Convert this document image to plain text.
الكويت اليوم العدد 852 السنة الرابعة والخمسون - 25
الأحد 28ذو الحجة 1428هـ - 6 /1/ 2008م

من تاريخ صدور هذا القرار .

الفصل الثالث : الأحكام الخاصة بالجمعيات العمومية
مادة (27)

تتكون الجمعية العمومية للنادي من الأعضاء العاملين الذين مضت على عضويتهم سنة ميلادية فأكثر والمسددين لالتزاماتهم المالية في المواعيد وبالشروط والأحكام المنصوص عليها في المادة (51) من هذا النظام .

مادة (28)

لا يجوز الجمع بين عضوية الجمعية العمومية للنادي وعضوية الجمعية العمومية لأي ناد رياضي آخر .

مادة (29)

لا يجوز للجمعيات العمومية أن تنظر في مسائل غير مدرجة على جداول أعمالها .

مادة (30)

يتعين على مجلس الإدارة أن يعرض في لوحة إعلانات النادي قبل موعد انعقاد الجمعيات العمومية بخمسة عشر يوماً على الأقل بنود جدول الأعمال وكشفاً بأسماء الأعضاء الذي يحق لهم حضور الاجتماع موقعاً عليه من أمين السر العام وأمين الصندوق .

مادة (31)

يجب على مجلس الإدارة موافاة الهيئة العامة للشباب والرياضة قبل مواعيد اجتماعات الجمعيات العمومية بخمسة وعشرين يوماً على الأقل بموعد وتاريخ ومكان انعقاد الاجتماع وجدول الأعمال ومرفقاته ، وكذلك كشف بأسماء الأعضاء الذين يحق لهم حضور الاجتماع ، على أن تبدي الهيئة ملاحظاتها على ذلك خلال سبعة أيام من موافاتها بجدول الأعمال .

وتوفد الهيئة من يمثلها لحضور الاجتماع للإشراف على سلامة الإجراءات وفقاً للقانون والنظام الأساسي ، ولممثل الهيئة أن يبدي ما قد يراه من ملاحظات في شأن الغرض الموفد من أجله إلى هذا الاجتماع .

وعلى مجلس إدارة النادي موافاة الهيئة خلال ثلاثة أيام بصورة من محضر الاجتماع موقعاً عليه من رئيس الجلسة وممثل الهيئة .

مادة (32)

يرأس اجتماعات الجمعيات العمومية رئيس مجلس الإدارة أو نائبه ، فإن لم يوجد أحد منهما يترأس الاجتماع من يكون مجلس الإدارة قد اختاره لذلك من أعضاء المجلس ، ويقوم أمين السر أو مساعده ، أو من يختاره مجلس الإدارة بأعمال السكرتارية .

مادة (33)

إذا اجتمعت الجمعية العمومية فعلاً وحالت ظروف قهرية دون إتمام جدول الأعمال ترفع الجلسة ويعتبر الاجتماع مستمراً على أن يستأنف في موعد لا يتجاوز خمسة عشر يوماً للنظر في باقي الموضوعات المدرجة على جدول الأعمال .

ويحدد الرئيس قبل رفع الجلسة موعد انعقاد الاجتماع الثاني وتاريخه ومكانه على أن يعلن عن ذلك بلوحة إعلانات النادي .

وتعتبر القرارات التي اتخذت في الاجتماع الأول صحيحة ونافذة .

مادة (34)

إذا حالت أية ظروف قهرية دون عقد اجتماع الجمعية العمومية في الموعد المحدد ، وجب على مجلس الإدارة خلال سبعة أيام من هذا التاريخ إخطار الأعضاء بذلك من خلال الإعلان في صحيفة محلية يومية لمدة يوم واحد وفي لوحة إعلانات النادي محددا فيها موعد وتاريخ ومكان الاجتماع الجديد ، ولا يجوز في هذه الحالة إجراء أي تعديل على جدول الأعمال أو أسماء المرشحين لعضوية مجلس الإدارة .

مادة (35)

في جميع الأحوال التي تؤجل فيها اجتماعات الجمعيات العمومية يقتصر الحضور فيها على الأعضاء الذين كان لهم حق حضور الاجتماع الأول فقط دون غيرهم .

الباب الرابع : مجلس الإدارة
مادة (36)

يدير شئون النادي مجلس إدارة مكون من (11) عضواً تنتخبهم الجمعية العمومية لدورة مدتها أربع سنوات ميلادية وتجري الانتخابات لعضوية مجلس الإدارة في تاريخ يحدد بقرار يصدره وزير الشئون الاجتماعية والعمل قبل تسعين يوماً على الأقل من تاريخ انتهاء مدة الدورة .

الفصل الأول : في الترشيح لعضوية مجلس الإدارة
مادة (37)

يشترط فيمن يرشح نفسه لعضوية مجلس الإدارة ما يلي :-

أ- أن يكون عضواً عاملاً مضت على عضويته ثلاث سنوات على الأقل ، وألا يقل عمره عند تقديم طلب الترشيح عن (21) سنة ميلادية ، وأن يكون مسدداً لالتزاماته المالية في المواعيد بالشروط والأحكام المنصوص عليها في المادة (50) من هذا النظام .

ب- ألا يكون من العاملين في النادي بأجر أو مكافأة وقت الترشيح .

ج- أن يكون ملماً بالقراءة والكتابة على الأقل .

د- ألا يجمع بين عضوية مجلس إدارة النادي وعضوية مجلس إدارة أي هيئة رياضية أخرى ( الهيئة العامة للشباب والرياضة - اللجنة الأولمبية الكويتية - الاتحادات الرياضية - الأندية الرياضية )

> [What the exercise asks]: Make an exact copy of the records.

> [Response below]:
Convert this document image to plain text.
الكويت اليوم العدد 852 السنة الرابعة والخمسون - 25
الأحد 28ذو الحجة 1428هـ - 6 /1/ 2008م

من تاريخ صدور هذا القرار .

الفصل الثالث : الأحكام الخاصة بالجمعيات العمومية
مادة (27)

تتكون الجمعية العمومية للنادي من الأعضاء العاملين الذين مضت على عضويتهم سنة ميلادية فأكثر والمسددين لالتزاماتهم المالية في المواعيد وبالشروط والأحكام المنصوص عليها في المادة (51) من هذا النظام .

مادة (28)

لا يجوز الجمع بين عضوية الجمعية العمومية للنادي وعضوية الجمعية العمومية لأي ناد رياضي آخر .

مادة (29)

لا يجوز للجمعيات العمومية أن تنظر في مسائل غير مدرجة على جداول أعمالها .

مادة (30)

يتعين على مجلس الإدارة أن يعرض في لوحة إعلانات النادي قبل موعد انعقاد الجمعيات العمومية بخمسة عشر يوماً على الأقل بنود جدول الأعمال وكشفاً بأسماء الأعضاء الذي يحق لهم حضور الاجتماع موقعاً عليه من أمين السر العام وأمين الصندوق .

مادة (31)

يجب على مجلس الإدارة موافاة الهيئة العامة للشباب والرياضة قبل مواعيد اجتماعات الجمعيات العمومية بخمسة وعشرين يوماً على الأقل بموعد وتاريخ ومكان انعقاد الاجتماع وجدول الأعمال ومرفقاته ، وكذلك كشف بأسماء الأعضاء الذين يحق لهم حضور الاجتماع ، على أن تبدي الهيئة ملاحظاتها على ذلك خلال سبعة أيام من موافاتها بجدول الأعمال .

وتوفد الهيئة من يمثلها لحضور الاجتماع للإشراف على سلامة الإجراءات وفقاً للقانون والنظام الأساسي ، ولممثل الهيئة أن يبدي ما قد يراه من ملاحظات في شأن الغرض الموفد من أجله إلى هذا الاجتماع .

وعلى مجلس إدارة النادي موافاة الهيئة خلال ثلاثة أيام بصورة من محضر الاجتماع موقعاً عليه من رئيس الجلسة وممثل الهيئة .

مادة (32)

يرأس اجتماعات الجمعيات العمومية رئيس مجلس الإدارة أو نائبه ، فإن لم يوجد أحد منهما يترأس الاجتماع من يكون مجلس الإدارة قد اختاره لذلك من أعضاء المجلس ، ويقوم أمين السر أو مساعده ، أو من يختاره مجلس الإدارة بأعمال السكرتارية .

مادة (33)

إذا اجتمعت الجمعية العمومية فعلاً وحالت ظروف قهرية دون إتمام جدول الأعمال ترفع الجلسة ويعتبر الاجتماع مستمراً على أن يستأنف في موعد لا يتجاوز خمسة عشر يوماً للنظر في باقي الموضوعات المدرجة على جدول الأعمال .

ويحدد الرئيس قبل رفع الجلسة موعد انعقاد الاجتماع الثاني وتاريخه ومكانه على أن يعلن عن ذلك بلوحة إعلانات النادي .

وتعتبر القرارات التي اتخذت في الاجتماع الأول صحيحة ونافذة .

مادة (34)

إذا حالت أية ظروف قهرية دون عقد اجتماع الجمعية العمومية في الموعد المحدد ، وجب على مجلس الإدارة خلال سبعة أيام من هذا التاريخ إخطار الأعضاء بذلك من خلال الإعلان في صحيفة محلية يومية لمدة يوم واحد وفي لوحة إعلانات النادي محددا فيها موعد وتاريخ ومكان الاجتماع الجديد ، ولا يجوز في هذه الحالة إجراء أي تعديل على جدول الأعمال أو أسماء المرشحين لعضوية مجلس الإدارة .

مادة (35)

في جميع الأحوال التي تؤجل فيها اجتماعات الجمعيات العمومية يقتصر الحضور فيها على الأعضاء الذين كان لهم حق حضور الاجتماع الأول فقط دون غيرهم .

الباب الرابع : مجلس الإدارة
مادة (36)

يدير شئون النادي مجلس إدارة مكون من (11) عضواً تنتخبهم الجمعية العمومية لدورة مدتها أربع سنوات ميلادية وتجري الانتخابات لعضوية مجلس الإدارة في تاريخ يحدد بقرار يصدره وزير الشئون الاجتماعية والعمل قبل تسعين يوماً على الأقل من تاريخ انتهاء مدة الدورة .

الفصل الأول : في الترشيح لعضوية مجلس الإدارة
مادة (37)

يشترط فيمن يرشح نفسه لعضوية مجلس الإدارة ما يلي :-

أ- أن يكون عضواً عاملاً مضت على عضويته ثلاث سنوات على الأقل ، وألا يقل عمره عند تقديم طلب الترشيح عن (21) سنة ميلادية ، وأن يكون مسدداً لالتزاماته المالية في المواعيد بالشروط والأحكام المنصوص عليها في المادة (50) من هذا النظام .

ب- ألا يكون من العاملين في النادي بأجر أو مكافأة وقت الترشيح .

ج- أن يكون ملماً بالقراءة والكتابة على الأقل .

د- ألا يجمع بين عضوية مجلس إدارة النادي وعضوية مجلس إدارة أي هيئة رياضية أخرى ( الهيئة العامة للشباب والرياضة - اللجنة الأولمبية الكويتية - الاتحادات الرياضية - الأندية الرياضية )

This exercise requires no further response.